Rows
------------------------------------

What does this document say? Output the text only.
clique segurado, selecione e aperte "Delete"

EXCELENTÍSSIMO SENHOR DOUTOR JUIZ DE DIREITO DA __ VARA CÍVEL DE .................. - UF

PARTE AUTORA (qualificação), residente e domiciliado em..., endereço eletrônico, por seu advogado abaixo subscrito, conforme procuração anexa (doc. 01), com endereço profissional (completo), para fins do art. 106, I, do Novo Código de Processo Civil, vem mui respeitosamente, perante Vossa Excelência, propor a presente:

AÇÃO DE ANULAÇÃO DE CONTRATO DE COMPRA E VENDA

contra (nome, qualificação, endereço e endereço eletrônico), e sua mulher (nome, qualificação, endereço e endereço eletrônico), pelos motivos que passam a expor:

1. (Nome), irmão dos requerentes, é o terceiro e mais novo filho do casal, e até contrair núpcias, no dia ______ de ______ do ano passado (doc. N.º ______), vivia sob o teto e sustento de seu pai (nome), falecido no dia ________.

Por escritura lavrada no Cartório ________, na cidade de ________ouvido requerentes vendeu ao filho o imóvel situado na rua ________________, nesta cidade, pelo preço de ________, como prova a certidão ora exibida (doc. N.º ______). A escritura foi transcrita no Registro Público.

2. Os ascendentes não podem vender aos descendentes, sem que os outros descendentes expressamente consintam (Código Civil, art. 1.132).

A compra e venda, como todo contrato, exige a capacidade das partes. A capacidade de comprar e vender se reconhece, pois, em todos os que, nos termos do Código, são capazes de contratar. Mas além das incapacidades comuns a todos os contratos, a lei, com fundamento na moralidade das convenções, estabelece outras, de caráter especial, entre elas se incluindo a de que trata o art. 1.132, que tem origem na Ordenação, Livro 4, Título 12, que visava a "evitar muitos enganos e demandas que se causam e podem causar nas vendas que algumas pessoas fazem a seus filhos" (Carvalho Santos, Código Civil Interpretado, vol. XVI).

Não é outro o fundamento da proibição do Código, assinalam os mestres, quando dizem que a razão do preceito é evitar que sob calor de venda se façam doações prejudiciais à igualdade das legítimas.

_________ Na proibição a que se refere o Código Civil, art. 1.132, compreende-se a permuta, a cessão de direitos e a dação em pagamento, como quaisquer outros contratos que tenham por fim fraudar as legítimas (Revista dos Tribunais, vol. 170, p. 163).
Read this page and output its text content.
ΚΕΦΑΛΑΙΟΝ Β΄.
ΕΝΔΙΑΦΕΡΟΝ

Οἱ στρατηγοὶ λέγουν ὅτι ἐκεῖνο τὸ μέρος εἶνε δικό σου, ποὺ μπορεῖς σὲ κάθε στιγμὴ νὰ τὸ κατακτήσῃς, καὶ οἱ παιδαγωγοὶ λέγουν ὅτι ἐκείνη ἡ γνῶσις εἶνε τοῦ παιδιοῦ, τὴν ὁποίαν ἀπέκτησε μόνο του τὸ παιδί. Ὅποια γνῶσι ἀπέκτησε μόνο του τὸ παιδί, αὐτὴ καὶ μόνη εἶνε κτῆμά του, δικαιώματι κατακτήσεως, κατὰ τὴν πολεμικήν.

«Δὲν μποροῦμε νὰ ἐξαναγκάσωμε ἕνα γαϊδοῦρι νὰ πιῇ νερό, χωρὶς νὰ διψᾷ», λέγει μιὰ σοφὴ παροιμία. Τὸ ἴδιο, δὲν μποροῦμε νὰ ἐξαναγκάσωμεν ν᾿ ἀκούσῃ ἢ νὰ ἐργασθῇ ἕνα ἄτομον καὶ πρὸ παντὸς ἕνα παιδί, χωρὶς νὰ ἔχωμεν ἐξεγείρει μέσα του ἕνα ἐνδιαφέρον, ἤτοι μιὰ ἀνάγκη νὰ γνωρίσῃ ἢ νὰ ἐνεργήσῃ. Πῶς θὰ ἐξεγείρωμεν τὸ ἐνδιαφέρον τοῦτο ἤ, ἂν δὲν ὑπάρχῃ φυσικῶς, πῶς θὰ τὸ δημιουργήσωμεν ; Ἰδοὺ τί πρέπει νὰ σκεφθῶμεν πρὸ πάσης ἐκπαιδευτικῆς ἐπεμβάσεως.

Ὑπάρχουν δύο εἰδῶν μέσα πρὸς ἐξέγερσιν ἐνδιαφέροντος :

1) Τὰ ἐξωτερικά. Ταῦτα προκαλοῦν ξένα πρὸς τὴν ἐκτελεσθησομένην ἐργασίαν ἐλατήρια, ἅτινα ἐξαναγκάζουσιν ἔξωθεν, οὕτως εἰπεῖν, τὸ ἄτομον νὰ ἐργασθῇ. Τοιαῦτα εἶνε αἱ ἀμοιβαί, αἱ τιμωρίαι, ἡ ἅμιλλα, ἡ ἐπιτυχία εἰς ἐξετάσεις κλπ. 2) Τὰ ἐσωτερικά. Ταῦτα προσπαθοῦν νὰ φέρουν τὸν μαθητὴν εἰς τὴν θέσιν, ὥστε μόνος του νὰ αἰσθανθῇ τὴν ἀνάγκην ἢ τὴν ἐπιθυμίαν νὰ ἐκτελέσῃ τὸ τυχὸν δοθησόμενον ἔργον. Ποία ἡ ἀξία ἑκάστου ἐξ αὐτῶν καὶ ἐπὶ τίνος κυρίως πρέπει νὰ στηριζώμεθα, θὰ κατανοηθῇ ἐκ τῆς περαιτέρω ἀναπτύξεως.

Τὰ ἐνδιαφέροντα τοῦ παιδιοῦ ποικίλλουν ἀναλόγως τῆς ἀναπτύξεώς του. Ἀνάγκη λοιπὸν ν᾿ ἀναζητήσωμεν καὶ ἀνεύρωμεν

------------------------------------

Repeat every line of the material exactly as given.

What does this document say? Output the text only.
clique segurado, selecione e aperte "Delete"

EXCELENTÍSSIMO SENHOR DOUTOR JUIZ DE DIREITO DA __ VARA CÍVEL DE .................. - UF

PARTE AUTORA (qualificação), residente e domiciliado em..., endereço eletrônico, por seu advogado abaixo subscrito, conforme procuração anexa (doc. 01), com endereço profissional (completo), para fins do art. 106, I, do Novo Código de Processo Civil, vem mui respeitosamente, perante Vossa Excelência, propor a presente:

AÇÃO DE ANULAÇÃO DE CONTRATO DE COMPRA E VENDA

contra (nome, qualificação, endereço e endereço eletrônico), e sua mulher (nome, qualificação, endereço e endereço eletrônico), pelos motivos que passam a expor:

1. (Nome), irmão dos requerentes, é o terceiro e mais novo filho do casal, e até contrair núpcias, no dia ______ de ______ do ano passado (doc. N.º ______), vivia sob o teto e sustento de seu pai (nome), falecido no dia ________.

Por escritura lavrada no Cartório ________, na cidade de ________ouvido requerentes vendeu ao filho o imóvel situado na rua ________________, nesta cidade, pelo preço de ________, como prova a certidão ora exibida (doc. N.º ______). A escritura foi transcrita no Registro Público.

2. Os ascendentes não podem vender aos descendentes, sem que os outros descendentes expressamente consintam (Código Civil, art. 1.132).

A compra e venda, como todo contrato, exige a capacidade das partes. A capacidade de comprar e vender se reconhece, pois, em todos os que, nos termos do Código, são capazes de contratar. Mas além das incapacidades comuns a todos os contratos, a lei, com fundamento na moralidade das convenções, estabelece outras, de caráter especial, entre elas se incluindo a de que trata o art. 1.132, que tem origem na Ordenação, Livro 4, Título 12, que visava a "evitar muitos enganos e demandas que se causam e podem causar nas vendas que algumas pessoas fazem a seus filhos" (Carvalho Santos, Código Civil Interpretado, vol. XVI).

Não é outro o fundamento da proibição do Código, assinalam os mestres, quando dizem que a razão do preceito é evitar que sob calor de venda se façam doações prejudiciais à igualdade das legítimas.

_________ Na proibição a que se refere o Código Civil, art. 1.132, compreende-se a permuta, a cessão de direitos e a dação em pagamento, como quaisquer outros contratos que tenham por fim fraudar as legítimas (Revista dos Tribunais, vol. 170, p. 163).
Read this page and output its text content.
ΚΕΦΑΛΑΙΟΝ Β΄.
ΕΝΔΙΑΦΕΡΟΝ

Οἱ στρατηγοὶ λέγουν ὅτι ἐκεῖνο τὸ μέρος εἶνε δικό σου, ποὺ μπορεῖς σὲ κάθε στιγμὴ νὰ τὸ κατακτήσῃς, καὶ οἱ παιδαγωγοὶ λέγουν ὅτι ἐκείνη ἡ γνῶσις εἶνε τοῦ παιδιοῦ, τὴν ὁποίαν ἀπέκτησε μόνο του τὸ παιδί. Ὅποια γνῶσι ἀπέκτησε μόνο του τὸ παιδί, αὐτὴ καὶ μόνη εἶνε κτῆμά του, δικαιώματι κατακτήσεως, κατὰ τὴν πολεμικήν.

«Δὲν μποροῦμε νὰ ἐξαναγκάσωμε ἕνα γαϊδοῦρι νὰ πιῇ νερό, χωρὶς νὰ διψᾷ», λέγει μιὰ σοφὴ παροιμία. Τὸ ἴδιο, δὲν μποροῦμε νὰ ἐξαναγκάσωμεν ν᾿ ἀκούσῃ ἢ νὰ ἐργασθῇ ἕνα ἄτομον καὶ πρὸ παντὸς ἕνα παιδί, χωρὶς νὰ ἔχωμεν ἐξεγείρει μέσα του ἕνα ἐνδιαφέρον, ἤτοι μιὰ ἀνάγκη νὰ γνωρίσῃ ἢ νὰ ἐνεργήσῃ. Πῶς θὰ ἐξεγείρωμεν τὸ ἐνδιαφέρον τοῦτο ἤ, ἂν δὲν ὑπάρχῃ φυσικῶς, πῶς θὰ τὸ δημιουργήσωμεν ; Ἰδοὺ τί πρέπει νὰ σκεφθῶμεν πρὸ πάσης ἐκπαιδευτικῆς ἐπεμβάσεως.

Ὑπάρχουν δύο εἰδῶν μέσα πρὸς ἐξέγερσιν ἐνδιαφέροντος :

1) Τὰ ἐξωτερικά. Ταῦτα προκαλοῦν ξένα πρὸς τὴν ἐκτελεσθησομένην ἐργασίαν ἐλατήρια, ἅτινα ἐξαναγκάζουσιν ἔξωθεν, οὕτως εἰπεῖν, τὸ ἄτομον νὰ ἐργασθῇ. Τοιαῦτα εἶνε αἱ ἀμοιβαί, αἱ τιμωρίαι, ἡ ἅμιλλα, ἡ ἐπιτυχία εἰς ἐξετάσεις κλπ. 2) Τὰ ἐσωτερικά. Ταῦτα προσπαθοῦν νὰ φέρουν τὸν μαθητὴν εἰς τὴν θέσιν, ὥστε μόνος του νὰ αἰσθανθῇ τὴν ἀνάγκην ἢ τὴν ἐπιθυμίαν νὰ ἐκτελέσῃ τὸ τυχὸν δοθησόμενον ἔργον. Ποία ἡ ἀξία ἑκάστου ἐξ αὐτῶν καὶ ἐπὶ τίνος κυρίως πρέπει νὰ στηριζώμεθα, θὰ κατανοηθῇ ἐκ τῆς περαιτέρω ἀναπτύξεως.

Τὰ ἐνδιαφέροντα τοῦ παιδιοῦ ποικίλλουν ἀναλόγως τῆς ἀναπτύξεώς του. Ἀνάγκη λοιπὸν ν᾿ ἀναζητήσωμεν καὶ ἀνεύρωμεν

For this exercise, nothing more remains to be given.